## Goal:
Collect every line that includes the string "aspirateur".

## The records:
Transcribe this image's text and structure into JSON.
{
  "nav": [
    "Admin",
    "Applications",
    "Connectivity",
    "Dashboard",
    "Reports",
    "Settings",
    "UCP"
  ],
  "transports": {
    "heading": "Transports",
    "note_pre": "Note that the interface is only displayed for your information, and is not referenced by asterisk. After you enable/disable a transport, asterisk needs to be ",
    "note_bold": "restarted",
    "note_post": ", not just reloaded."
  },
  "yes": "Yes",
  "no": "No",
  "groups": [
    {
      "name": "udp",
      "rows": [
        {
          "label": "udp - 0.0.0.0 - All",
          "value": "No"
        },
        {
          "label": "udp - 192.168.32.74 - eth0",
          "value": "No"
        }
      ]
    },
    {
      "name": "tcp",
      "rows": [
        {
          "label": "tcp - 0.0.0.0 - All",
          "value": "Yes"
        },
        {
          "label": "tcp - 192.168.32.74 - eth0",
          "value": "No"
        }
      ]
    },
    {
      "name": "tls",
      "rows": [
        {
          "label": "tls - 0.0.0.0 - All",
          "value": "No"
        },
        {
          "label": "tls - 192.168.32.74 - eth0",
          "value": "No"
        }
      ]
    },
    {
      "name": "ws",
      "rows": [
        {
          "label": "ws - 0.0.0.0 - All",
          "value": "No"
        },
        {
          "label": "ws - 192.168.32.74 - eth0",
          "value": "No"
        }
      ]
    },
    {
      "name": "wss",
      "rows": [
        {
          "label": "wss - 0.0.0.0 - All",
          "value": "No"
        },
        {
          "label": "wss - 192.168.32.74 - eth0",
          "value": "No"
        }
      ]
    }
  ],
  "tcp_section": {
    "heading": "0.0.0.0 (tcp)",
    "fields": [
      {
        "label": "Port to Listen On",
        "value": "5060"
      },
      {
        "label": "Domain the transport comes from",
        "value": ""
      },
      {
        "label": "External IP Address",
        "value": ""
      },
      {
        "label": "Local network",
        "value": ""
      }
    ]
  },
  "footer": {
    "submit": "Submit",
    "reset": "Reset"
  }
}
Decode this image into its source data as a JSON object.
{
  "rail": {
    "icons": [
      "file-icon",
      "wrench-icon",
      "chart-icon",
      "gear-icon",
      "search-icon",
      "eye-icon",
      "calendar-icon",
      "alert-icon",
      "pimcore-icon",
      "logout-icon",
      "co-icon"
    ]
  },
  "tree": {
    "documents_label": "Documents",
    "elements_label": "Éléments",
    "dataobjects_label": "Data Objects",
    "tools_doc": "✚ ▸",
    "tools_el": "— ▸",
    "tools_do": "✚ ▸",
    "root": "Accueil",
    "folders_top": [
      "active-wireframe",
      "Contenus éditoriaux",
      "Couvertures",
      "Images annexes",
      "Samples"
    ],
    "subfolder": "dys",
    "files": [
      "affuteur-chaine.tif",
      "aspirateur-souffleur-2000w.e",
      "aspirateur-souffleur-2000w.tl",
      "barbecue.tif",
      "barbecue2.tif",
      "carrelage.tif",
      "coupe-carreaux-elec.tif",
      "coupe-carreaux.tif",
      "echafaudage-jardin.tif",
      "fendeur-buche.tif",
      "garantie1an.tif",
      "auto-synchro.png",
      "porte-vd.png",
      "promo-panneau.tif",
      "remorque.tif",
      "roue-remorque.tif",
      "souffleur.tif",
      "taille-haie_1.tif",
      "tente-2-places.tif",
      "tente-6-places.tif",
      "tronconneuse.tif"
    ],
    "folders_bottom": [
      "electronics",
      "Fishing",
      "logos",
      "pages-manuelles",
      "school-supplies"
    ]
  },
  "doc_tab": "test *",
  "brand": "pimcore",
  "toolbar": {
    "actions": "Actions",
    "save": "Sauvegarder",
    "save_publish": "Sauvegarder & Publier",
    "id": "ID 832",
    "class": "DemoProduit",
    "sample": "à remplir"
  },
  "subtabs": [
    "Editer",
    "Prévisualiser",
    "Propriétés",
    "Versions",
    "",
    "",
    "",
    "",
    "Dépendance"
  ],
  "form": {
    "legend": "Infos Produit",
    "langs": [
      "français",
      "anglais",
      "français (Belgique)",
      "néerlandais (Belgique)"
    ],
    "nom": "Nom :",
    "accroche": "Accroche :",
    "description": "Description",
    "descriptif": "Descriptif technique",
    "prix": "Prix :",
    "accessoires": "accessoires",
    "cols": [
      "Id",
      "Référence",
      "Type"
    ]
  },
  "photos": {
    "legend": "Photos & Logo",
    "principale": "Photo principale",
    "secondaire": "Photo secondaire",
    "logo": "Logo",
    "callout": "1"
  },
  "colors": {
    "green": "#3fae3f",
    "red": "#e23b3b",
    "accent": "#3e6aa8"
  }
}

## Solution to the exercise:
      "aspirateur-souffleur-2000w.e",
      "aspirateur-souffleur-2000w.tl",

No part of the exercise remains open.